> [GIVEN EXERCISE] Of the lines in the listing, how many include the string "width"? Write the number and nothing else.

[Stored data entries]
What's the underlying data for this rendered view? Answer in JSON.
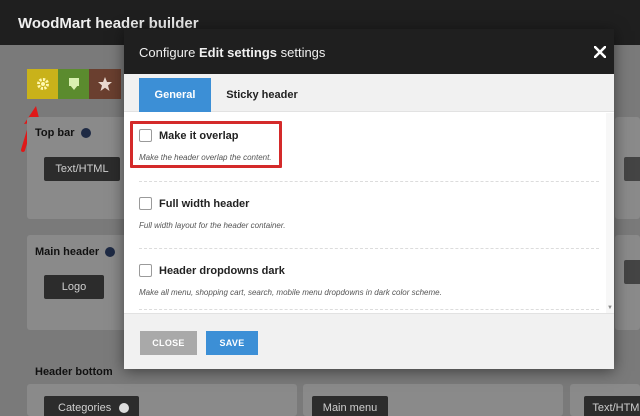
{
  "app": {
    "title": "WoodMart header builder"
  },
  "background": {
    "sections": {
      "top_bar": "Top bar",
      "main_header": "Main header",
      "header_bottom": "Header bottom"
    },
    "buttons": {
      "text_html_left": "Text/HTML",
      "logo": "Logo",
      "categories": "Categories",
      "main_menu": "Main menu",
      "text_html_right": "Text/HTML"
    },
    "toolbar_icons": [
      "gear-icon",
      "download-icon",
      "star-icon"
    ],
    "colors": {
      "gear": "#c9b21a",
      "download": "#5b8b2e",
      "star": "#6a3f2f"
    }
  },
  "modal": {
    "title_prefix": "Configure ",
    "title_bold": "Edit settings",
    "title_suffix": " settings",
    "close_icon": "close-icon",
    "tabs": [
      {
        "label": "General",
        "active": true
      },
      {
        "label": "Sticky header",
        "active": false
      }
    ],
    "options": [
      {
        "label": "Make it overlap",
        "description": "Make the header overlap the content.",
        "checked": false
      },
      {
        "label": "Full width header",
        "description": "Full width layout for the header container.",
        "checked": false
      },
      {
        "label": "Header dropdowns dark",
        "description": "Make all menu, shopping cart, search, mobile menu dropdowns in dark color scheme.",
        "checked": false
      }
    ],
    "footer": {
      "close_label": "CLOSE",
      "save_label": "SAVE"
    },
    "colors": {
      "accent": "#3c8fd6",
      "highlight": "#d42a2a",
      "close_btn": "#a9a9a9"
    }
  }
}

...

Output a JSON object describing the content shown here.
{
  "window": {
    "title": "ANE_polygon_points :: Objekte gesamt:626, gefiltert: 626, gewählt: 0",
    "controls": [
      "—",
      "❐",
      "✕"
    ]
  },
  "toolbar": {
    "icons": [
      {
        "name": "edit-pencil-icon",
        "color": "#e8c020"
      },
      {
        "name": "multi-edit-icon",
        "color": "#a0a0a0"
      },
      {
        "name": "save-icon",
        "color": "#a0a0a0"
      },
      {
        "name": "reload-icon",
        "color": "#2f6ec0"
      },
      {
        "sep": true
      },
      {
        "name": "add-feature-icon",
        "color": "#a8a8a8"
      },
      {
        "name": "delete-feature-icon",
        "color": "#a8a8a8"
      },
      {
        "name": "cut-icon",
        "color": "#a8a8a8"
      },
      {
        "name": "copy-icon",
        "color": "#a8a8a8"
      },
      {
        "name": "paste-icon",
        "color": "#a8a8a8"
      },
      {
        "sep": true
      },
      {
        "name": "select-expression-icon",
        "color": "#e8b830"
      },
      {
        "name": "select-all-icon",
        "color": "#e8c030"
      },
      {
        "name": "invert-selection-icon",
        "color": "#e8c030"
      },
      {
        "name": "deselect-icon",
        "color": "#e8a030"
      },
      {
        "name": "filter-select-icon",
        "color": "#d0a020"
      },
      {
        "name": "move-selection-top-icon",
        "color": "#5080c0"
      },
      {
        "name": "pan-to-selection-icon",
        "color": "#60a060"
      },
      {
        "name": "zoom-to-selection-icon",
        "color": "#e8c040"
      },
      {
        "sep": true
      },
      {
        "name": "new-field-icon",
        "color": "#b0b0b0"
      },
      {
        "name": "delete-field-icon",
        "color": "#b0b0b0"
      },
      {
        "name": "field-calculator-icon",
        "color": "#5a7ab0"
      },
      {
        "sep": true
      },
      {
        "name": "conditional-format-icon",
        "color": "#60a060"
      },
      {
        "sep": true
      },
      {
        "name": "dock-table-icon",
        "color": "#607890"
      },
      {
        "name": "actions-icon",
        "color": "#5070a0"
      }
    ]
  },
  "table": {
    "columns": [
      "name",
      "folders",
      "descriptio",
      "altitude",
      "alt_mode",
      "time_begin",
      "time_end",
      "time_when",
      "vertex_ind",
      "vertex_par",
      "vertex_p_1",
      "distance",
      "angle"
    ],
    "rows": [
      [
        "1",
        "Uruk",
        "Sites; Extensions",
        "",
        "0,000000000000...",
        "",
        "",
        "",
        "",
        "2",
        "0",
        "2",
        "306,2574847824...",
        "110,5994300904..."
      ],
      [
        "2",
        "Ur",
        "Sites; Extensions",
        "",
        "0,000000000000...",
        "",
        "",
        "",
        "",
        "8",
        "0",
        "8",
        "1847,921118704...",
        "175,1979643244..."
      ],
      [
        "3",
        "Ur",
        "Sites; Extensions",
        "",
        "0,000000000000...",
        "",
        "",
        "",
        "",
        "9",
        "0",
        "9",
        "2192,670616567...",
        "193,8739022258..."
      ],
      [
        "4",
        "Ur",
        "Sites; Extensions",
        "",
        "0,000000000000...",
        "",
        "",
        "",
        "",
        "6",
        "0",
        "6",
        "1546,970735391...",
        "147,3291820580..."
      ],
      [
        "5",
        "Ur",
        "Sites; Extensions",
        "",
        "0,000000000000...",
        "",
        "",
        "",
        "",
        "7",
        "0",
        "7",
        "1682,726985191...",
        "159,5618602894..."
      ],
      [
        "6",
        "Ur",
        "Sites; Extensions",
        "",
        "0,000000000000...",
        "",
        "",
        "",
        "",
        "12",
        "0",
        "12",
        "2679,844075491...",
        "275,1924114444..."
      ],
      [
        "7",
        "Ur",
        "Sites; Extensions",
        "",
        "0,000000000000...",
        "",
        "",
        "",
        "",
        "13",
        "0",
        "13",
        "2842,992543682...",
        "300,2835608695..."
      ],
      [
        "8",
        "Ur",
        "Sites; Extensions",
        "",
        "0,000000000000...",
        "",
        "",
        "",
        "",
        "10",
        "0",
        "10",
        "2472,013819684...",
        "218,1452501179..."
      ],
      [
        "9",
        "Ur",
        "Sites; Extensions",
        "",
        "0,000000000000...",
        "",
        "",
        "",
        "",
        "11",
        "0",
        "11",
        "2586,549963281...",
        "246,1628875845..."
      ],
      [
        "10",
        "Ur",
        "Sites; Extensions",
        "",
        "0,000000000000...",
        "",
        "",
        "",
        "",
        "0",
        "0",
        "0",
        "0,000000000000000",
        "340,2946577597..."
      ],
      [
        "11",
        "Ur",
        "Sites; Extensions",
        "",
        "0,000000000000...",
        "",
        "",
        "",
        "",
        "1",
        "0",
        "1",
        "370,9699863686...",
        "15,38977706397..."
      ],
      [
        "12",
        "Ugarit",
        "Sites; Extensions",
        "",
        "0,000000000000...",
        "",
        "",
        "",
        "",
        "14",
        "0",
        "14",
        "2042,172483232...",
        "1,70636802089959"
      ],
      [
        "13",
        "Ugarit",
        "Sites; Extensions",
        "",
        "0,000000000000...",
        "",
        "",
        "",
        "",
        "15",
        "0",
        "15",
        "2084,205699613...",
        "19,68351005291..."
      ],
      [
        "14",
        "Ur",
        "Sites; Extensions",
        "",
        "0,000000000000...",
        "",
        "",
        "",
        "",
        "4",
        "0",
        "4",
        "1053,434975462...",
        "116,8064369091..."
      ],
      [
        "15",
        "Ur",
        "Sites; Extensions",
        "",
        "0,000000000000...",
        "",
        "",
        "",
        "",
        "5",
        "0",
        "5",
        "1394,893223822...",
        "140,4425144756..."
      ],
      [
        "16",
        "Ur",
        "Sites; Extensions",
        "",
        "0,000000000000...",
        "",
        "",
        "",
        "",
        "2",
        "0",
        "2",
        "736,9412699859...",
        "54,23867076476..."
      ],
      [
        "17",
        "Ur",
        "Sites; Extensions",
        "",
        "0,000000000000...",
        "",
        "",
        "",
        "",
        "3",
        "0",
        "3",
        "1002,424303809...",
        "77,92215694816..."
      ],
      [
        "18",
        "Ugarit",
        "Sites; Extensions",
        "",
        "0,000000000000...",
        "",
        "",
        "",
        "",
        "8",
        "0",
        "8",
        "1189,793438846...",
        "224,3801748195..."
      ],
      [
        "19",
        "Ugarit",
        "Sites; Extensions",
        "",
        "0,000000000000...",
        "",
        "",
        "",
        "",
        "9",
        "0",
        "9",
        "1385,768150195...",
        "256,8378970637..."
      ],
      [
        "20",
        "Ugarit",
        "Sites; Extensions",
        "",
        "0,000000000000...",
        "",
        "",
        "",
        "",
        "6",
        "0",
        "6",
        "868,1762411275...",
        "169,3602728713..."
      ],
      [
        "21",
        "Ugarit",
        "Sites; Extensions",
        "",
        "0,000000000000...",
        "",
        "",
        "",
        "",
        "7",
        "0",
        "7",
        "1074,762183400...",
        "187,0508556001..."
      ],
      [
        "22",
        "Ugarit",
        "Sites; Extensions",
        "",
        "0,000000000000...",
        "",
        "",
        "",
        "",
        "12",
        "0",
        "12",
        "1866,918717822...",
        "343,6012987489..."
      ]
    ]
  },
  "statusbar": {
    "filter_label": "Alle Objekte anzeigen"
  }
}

> [ANSWER] 2